Check every line of the data below for the string "корма", and copy the ones that hold it.

*** Information shown

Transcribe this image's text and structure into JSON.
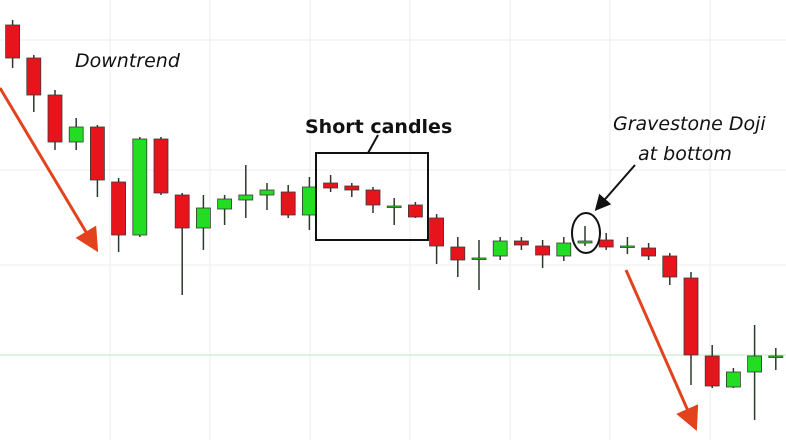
{
  "chart_data": {
    "type": "candlestick",
    "open": [
      415,
      382,
      345,
      298,
      313,
      258,
      205,
      301,
      245,
      212,
      231,
      240,
      245,
      248,
      225,
      257,
      254,
      250,
      233,
      235,
      222,
      193,
      181,
      184,
      199,
      194,
      184,
      197,
      200,
      193,
      192,
      184,
      162,
      84,
      53,
      68,
      83
    ],
    "high": [
      420,
      385,
      350,
      322,
      315,
      262,
      303,
      303,
      247,
      245,
      245,
      275,
      257,
      255,
      263,
      265,
      257,
      253,
      242,
      238,
      226,
      203,
      200,
      203,
      203,
      200,
      203,
      214,
      207,
      203,
      197,
      187,
      168,
      95,
      72,
      115,
      92
    ],
    "low": [
      372,
      328,
      290,
      290,
      243,
      188,
      203,
      245,
      145,
      190,
      215,
      222,
      230,
      222,
      210,
      248,
      243,
      227,
      215,
      222,
      176,
      163,
      150,
      180,
      190,
      172,
      179,
      194,
      190,
      186,
      180,
      155,
      55,
      52,
      52,
      20,
      70
    ],
    "close": [
      382,
      345,
      298,
      313,
      260,
      205,
      301,
      247,
      212,
      232,
      241,
      245,
      250,
      225,
      253,
      252,
      250,
      235,
      234,
      223,
      194,
      180,
      182,
      199,
      195,
      185,
      197,
      199,
      193,
      194,
      184,
      163,
      85,
      54,
      68,
      84,
      84
    ],
    "up_color": "#22dd22",
    "down_color": "#e8141b",
    "ylim": [
      0,
      440
    ],
    "annotations": [
      "Downtrend",
      "Short candles",
      "Gravestone Doji",
      "at bottom"
    ]
  }
}
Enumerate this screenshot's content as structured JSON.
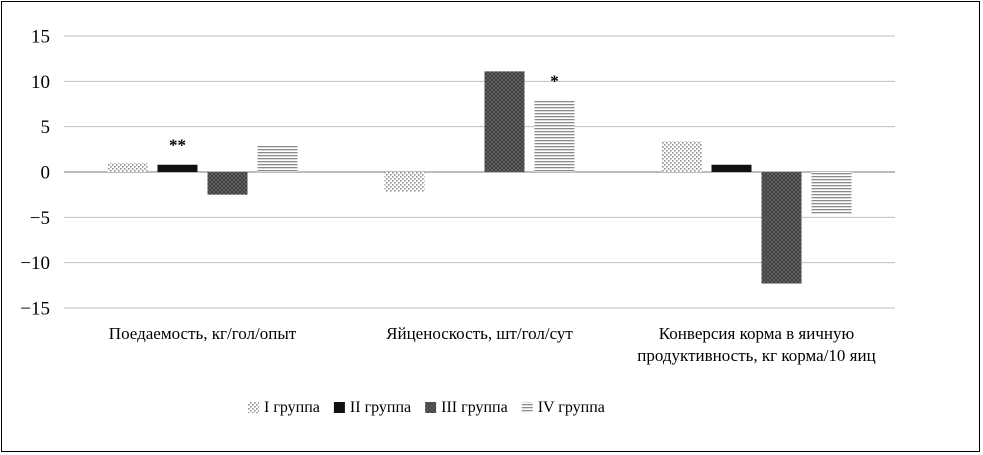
{
  "chart_data": {
    "type": "bar",
    "title": "",
    "xlabel": "",
    "ylabel": "",
    "ylim": [
      -15,
      15
    ],
    "yticks": [
      15,
      10,
      5,
      0,
      -5,
      -10,
      -15
    ],
    "ytick_labels": [
      "15",
      "10",
      "5",
      "0",
      "−5",
      "−10",
      "−15"
    ],
    "grid": true,
    "legend_position": "bottom",
    "categories": [
      [
        "Поедаемость, кг/гол/опыт"
      ],
      [
        "Яйценоскость, шт/гол/сут"
      ],
      [
        "Конверсия корма в яичную",
        "продуктивность, кг корма/10 яиц"
      ]
    ],
    "series": [
      {
        "name": "I группа",
        "values": [
          1.0,
          -2.2,
          3.4
        ],
        "pattern": "dots"
      },
      {
        "name": "II группа",
        "values": [
          0.8,
          0.0,
          0.8
        ],
        "pattern": "solid"
      },
      {
        "name": "III группа",
        "values": [
          -2.5,
          11.1,
          -12.3
        ],
        "pattern": "crosshatch"
      },
      {
        "name": "IV группа",
        "values": [
          2.9,
          7.9,
          -4.6
        ],
        "pattern": "hlines"
      }
    ],
    "annotations": [
      {
        "text": "**",
        "category": 0,
        "series": 1
      },
      {
        "text": "*",
        "category": 1,
        "series": 3
      }
    ],
    "colors": {
      "solid": "#111111",
      "crosshatch": "#6a6a6a",
      "dots": "#9a9a9a",
      "hlines": "#8a8a8a",
      "grid": "#bfbfbf"
    }
  }
}
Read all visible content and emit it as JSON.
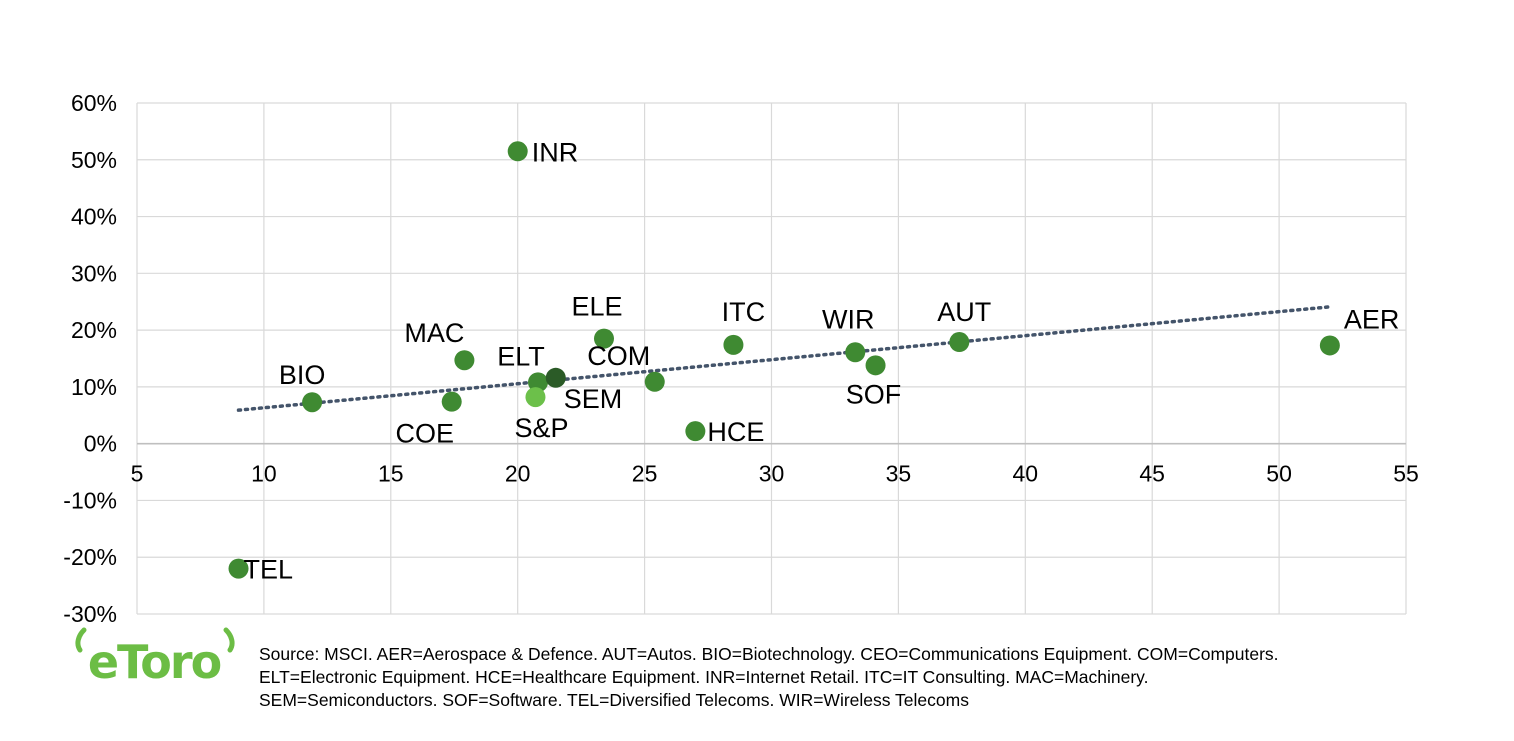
{
  "chart_data": {
    "type": "scatter",
    "title": "",
    "xlabel": "",
    "ylabel": "",
    "xlim": [
      5,
      55
    ],
    "ylim": [
      -30,
      60
    ],
    "x_ticks": [
      5,
      10,
      15,
      20,
      25,
      30,
      35,
      40,
      45,
      50,
      55
    ],
    "y_ticks": [
      60,
      50,
      40,
      30,
      20,
      10,
      0,
      -10,
      -20,
      -30
    ],
    "y_tick_labels": [
      "60%",
      "50%",
      "40%",
      "30%",
      "20%",
      "10%",
      "0%",
      "-10%",
      "-20%",
      "-30%"
    ],
    "grid": true,
    "points": [
      {
        "label": "INR",
        "x": 20.0,
        "y": 51.5,
        "color": "#3f8a32"
      },
      {
        "label": "BIO",
        "x": 11.9,
        "y": 7.3,
        "color": "#3f8a32"
      },
      {
        "label": "MAC",
        "x": 17.9,
        "y": 14.7,
        "color": "#3f8a32"
      },
      {
        "label": "COE",
        "x": 17.4,
        "y": 7.4,
        "color": "#3f8a32"
      },
      {
        "label": "ELT",
        "x": 20.8,
        "y": 10.8,
        "color": "#3f8a32"
      },
      {
        "label": "S&P",
        "x": 20.7,
        "y": 8.2,
        "color": "#6cc04a"
      },
      {
        "label": "SEM",
        "x": 21.5,
        "y": 11.6,
        "color": "#2b5b27"
      },
      {
        "label": "ELE",
        "x": 23.4,
        "y": 18.5,
        "color": "#3f8a32"
      },
      {
        "label": "COM",
        "x": 25.4,
        "y": 10.9,
        "color": "#3f8a32"
      },
      {
        "label": "HCE",
        "x": 27.0,
        "y": 2.2,
        "color": "#3f8a32"
      },
      {
        "label": "ITC",
        "x": 28.5,
        "y": 17.4,
        "color": "#3f8a32"
      },
      {
        "label": "WIR",
        "x": 33.3,
        "y": 16.1,
        "color": "#3f8a32"
      },
      {
        "label": "SOF",
        "x": 34.1,
        "y": 13.8,
        "color": "#3f8a32"
      },
      {
        "label": "AUT",
        "x": 37.4,
        "y": 17.9,
        "color": "#3f8a32"
      },
      {
        "label": "AER",
        "x": 52.0,
        "y": 17.3,
        "color": "#3f8a32"
      },
      {
        "label": "TEL",
        "x": 9.0,
        "y": -22.0,
        "color": "#3f8a32"
      }
    ],
    "trendline": {
      "style": "dotted",
      "color": "#44546a",
      "x": [
        9.0,
        52.0
      ],
      "y": [
        5.9,
        24.1
      ]
    }
  },
  "logo": {
    "text": "eToro",
    "color": "#6cbd45"
  },
  "source_lines": [
    "Source: MSCI. AER=Aerospace & Defence. AUT=Autos. BIO=Biotechnology. CEO=Communications Equipment. COM=Computers.",
    "ELT=Electronic Equipment. HCE=Healthcare Equipment. INR=Internet Retail. ITC=IT Consulting. MAC=Machinery.",
    "SEM=Semiconductors. SOF=Software. TEL=Diversified Telecoms. WIR=Wireless Telecoms"
  ]
}
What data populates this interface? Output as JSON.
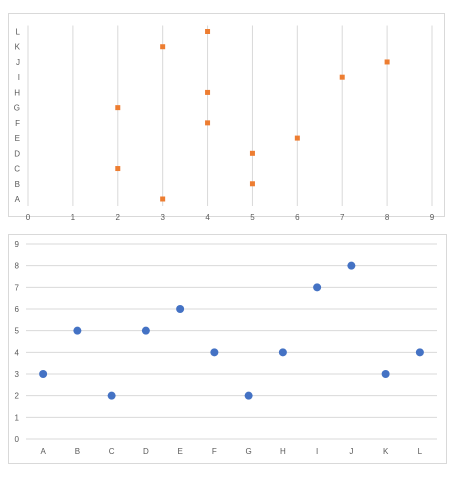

******

Answer to this problem:
        "Конверсия корма в яичную",
        "продуктивность, кг корма/10 яиц"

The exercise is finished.